## Start

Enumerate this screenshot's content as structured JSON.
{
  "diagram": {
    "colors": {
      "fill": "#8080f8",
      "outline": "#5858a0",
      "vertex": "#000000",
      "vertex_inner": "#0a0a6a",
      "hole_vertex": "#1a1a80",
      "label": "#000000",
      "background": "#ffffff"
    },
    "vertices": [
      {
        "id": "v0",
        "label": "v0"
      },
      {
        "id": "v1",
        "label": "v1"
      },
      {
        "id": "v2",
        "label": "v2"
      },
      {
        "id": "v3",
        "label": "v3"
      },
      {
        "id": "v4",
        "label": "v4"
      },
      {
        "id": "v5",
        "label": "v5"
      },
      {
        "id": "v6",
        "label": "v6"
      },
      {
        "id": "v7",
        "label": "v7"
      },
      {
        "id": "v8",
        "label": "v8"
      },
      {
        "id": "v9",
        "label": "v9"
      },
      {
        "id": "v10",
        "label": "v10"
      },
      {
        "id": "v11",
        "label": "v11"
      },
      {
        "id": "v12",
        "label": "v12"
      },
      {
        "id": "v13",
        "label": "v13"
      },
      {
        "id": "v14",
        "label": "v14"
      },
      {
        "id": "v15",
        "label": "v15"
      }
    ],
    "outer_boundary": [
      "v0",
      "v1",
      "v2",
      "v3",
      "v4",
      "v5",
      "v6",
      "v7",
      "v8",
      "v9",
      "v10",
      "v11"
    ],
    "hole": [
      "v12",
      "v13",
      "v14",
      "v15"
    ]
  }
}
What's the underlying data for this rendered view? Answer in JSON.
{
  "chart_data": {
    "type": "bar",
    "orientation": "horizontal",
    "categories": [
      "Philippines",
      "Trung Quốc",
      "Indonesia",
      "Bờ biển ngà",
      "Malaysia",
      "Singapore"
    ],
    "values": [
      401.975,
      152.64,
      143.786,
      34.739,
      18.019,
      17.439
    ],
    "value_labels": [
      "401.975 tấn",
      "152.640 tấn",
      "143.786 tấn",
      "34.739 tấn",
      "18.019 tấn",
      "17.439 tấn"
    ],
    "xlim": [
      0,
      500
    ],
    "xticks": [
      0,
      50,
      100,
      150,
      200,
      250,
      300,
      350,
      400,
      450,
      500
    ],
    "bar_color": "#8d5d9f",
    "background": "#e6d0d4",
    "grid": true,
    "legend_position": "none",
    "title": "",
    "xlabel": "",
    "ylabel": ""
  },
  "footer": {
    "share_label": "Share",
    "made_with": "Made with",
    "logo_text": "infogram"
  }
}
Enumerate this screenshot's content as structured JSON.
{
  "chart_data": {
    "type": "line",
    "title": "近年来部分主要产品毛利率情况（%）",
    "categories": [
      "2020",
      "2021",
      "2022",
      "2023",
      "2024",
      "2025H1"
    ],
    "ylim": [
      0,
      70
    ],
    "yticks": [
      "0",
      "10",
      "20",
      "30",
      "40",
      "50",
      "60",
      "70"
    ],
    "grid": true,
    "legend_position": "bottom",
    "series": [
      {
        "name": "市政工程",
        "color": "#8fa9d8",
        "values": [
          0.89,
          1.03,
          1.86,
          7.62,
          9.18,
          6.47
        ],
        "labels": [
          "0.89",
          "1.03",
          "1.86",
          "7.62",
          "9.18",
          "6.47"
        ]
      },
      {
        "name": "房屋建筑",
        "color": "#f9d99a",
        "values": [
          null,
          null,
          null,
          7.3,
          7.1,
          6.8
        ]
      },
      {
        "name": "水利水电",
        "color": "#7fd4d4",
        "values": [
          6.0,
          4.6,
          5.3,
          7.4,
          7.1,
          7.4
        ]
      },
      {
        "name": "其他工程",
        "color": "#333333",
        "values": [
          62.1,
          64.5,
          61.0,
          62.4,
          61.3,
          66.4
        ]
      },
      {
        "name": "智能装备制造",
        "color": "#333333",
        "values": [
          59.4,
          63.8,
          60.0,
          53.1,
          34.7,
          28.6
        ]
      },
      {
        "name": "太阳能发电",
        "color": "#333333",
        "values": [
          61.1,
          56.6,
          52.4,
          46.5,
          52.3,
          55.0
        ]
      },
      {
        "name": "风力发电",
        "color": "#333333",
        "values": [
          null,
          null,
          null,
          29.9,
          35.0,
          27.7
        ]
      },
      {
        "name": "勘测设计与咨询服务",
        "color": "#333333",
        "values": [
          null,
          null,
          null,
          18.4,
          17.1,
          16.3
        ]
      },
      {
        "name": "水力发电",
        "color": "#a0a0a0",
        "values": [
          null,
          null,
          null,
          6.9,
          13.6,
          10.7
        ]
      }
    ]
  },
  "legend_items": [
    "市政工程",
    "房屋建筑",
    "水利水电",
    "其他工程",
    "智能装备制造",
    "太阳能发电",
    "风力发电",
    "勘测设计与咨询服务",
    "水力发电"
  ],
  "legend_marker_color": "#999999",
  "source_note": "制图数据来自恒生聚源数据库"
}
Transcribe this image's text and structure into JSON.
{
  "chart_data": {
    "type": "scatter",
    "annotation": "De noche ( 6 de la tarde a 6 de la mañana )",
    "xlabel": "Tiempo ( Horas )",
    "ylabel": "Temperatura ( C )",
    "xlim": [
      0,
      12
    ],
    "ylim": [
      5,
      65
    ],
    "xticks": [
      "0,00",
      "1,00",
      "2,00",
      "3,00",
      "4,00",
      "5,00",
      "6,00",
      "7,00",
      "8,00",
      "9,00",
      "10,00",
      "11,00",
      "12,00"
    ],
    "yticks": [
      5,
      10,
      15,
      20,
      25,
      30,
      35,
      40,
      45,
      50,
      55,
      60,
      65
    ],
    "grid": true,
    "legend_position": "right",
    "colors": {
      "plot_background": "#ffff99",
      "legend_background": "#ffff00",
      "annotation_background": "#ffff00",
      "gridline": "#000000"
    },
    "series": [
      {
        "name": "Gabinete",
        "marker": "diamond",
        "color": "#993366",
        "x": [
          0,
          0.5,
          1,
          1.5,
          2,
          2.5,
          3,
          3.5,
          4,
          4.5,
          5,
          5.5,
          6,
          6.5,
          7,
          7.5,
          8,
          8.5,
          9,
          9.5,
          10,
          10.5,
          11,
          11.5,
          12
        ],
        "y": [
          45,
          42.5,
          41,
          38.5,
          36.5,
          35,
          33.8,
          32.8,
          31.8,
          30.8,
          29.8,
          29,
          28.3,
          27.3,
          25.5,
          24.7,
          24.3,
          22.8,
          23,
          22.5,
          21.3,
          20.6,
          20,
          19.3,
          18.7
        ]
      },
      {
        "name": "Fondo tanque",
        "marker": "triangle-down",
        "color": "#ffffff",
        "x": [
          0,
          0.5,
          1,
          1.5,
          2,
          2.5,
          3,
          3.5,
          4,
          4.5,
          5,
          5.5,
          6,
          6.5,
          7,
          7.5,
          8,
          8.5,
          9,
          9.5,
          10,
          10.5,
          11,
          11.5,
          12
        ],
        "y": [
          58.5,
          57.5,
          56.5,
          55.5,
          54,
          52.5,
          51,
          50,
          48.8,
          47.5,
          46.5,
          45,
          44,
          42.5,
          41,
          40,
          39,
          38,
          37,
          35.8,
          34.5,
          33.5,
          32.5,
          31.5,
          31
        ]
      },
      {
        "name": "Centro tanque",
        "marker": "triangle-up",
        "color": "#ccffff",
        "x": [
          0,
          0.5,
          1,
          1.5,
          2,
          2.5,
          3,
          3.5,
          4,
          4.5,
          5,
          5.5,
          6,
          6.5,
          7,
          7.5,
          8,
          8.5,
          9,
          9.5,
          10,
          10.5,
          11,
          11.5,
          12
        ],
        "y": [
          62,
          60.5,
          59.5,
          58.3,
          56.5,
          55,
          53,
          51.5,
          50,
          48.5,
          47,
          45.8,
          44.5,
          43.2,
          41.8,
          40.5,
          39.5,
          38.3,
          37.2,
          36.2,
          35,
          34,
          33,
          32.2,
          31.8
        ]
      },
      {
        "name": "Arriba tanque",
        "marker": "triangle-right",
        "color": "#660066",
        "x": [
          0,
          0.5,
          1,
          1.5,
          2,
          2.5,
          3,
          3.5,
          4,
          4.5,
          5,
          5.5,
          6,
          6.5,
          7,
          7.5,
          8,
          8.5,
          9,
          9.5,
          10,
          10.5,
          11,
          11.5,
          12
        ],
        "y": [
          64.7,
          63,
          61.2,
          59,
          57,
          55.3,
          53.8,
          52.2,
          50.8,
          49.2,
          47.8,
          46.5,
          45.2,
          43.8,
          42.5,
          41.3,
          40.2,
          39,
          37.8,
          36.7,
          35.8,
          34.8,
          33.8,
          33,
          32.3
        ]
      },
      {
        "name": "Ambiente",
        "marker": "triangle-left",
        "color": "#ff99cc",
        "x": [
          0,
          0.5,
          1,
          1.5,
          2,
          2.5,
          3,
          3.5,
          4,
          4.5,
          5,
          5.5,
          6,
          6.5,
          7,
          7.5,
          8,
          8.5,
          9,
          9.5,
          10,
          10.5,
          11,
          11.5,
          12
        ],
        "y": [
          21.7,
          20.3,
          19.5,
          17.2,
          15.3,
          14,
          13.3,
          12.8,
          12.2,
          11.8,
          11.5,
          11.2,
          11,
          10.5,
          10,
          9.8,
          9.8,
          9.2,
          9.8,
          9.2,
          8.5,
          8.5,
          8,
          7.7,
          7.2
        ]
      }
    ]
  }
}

## End

Exercise directions: Identify the lines above with the word "this". Copy them.

Exercise output:
Enumerate this screenshot's content as structured JSON.
What's the underlying data for this rendered view? Answer in JSON.
Enumerate this screenshot's content as structured JSON.
Transcribe this image's text and structure into JSON.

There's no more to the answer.